_Problem_.
Which lines below hold the word "paneles"? Report each one.

## Begin Listed records

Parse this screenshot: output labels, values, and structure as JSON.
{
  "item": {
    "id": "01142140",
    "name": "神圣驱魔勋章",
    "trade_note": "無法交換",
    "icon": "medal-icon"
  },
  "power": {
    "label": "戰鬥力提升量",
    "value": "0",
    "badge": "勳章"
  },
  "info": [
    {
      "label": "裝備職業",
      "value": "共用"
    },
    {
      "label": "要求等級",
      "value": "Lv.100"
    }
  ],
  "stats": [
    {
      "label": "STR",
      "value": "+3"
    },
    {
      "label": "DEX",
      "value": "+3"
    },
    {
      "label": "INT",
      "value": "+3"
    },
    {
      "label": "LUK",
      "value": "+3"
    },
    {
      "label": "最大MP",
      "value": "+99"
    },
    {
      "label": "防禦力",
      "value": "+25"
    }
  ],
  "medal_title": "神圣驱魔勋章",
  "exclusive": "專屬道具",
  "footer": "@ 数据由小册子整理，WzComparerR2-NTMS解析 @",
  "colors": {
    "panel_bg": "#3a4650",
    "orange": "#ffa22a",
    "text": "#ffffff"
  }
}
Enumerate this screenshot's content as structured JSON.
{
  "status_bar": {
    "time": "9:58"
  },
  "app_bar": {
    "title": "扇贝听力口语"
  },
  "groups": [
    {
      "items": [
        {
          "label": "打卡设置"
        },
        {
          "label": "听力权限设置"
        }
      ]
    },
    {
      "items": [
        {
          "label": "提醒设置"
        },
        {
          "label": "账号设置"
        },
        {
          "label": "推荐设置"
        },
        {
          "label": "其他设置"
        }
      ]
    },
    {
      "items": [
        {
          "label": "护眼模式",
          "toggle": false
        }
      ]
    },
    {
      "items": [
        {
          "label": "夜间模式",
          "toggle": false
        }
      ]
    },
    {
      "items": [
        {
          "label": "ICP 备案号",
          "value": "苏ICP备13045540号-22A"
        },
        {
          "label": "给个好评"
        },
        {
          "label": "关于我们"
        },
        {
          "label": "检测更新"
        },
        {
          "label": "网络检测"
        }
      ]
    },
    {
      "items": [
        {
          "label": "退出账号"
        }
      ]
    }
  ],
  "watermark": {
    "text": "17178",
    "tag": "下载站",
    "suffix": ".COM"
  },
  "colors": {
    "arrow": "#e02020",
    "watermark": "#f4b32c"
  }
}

## End Listed records
## Begin Listed records

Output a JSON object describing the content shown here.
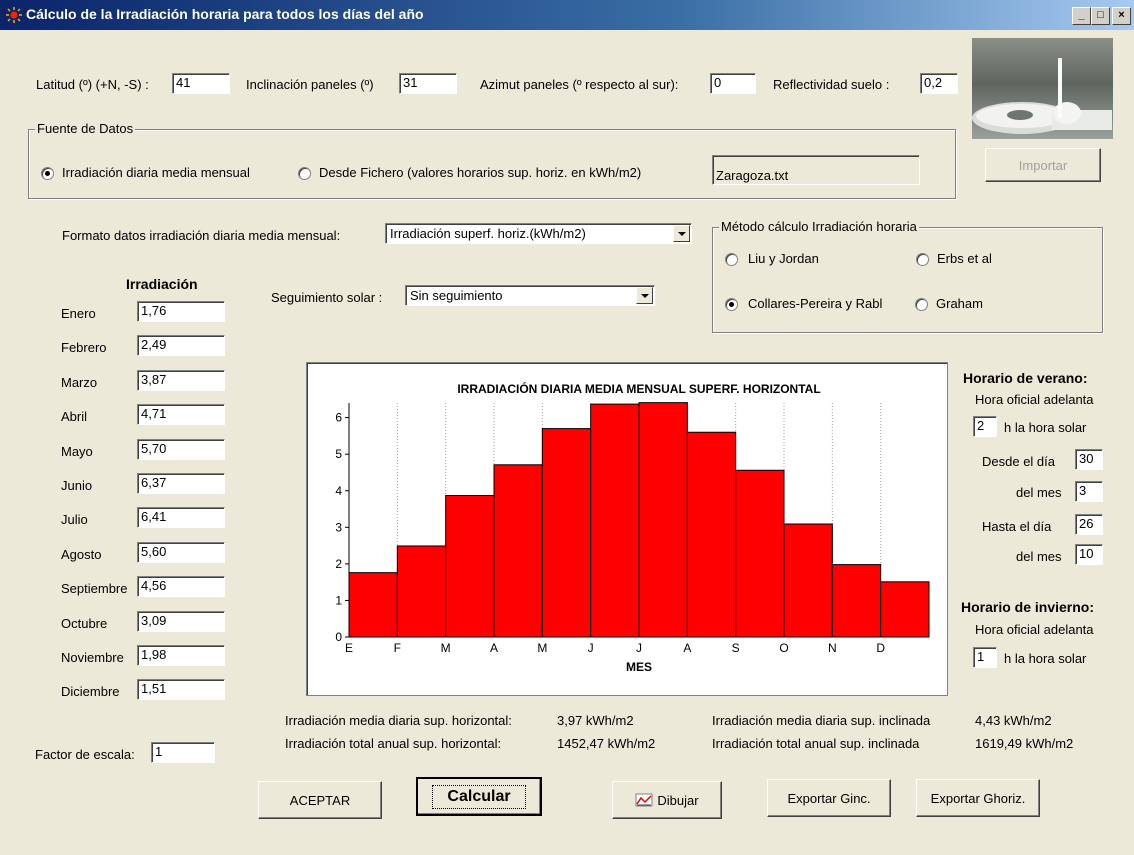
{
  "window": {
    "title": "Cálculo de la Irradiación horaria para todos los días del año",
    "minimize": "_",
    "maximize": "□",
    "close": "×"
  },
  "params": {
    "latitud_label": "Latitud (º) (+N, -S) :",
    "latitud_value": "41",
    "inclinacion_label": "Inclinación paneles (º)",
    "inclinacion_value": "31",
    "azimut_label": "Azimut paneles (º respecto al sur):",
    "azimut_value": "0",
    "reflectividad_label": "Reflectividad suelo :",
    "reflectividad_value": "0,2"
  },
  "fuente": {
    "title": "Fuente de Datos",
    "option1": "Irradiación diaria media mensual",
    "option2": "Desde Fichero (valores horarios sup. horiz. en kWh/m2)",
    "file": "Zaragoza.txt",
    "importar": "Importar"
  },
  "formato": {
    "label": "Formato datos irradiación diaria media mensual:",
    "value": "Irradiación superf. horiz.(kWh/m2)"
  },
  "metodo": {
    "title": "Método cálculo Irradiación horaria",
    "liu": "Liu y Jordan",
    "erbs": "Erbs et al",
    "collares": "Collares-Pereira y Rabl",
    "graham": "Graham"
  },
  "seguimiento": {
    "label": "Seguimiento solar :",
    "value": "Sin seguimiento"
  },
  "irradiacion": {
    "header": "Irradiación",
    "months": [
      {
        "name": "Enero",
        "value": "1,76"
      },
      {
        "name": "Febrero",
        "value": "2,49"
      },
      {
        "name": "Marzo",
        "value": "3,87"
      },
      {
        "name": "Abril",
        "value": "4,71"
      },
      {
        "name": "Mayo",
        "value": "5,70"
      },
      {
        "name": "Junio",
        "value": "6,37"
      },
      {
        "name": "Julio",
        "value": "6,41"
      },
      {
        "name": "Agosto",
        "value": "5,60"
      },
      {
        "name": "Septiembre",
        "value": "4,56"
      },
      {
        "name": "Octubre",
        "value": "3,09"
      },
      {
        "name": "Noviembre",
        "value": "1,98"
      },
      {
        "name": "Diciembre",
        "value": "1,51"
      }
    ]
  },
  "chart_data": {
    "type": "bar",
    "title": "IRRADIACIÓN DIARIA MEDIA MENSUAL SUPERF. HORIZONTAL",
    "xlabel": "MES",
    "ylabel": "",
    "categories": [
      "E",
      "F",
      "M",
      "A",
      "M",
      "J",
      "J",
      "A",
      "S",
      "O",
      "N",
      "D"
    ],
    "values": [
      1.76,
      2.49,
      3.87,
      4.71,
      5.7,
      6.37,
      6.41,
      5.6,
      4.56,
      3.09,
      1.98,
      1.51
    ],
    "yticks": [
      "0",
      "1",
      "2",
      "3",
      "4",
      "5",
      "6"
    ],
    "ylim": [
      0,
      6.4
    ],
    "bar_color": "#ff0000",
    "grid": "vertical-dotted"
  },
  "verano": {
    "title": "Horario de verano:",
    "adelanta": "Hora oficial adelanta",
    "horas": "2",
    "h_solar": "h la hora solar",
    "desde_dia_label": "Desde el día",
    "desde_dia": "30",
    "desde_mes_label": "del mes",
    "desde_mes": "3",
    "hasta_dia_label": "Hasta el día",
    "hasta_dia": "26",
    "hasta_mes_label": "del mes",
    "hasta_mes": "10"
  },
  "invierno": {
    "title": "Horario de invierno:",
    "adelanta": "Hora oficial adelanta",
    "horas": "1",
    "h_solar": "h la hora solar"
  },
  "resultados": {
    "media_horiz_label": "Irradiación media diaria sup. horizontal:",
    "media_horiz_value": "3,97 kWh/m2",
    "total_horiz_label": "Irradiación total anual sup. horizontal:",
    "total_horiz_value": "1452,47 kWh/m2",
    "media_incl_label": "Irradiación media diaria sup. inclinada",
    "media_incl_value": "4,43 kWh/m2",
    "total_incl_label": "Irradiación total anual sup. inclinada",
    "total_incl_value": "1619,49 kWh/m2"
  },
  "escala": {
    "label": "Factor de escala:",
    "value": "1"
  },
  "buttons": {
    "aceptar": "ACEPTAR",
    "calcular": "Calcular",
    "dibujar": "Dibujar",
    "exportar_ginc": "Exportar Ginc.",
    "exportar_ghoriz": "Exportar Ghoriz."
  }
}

## End Listed records

_Finished task_.
    "inclinacion_label": "Inclinación paneles (º)",
    "azimut_label": "Azimut paneles (º respecto al sur):",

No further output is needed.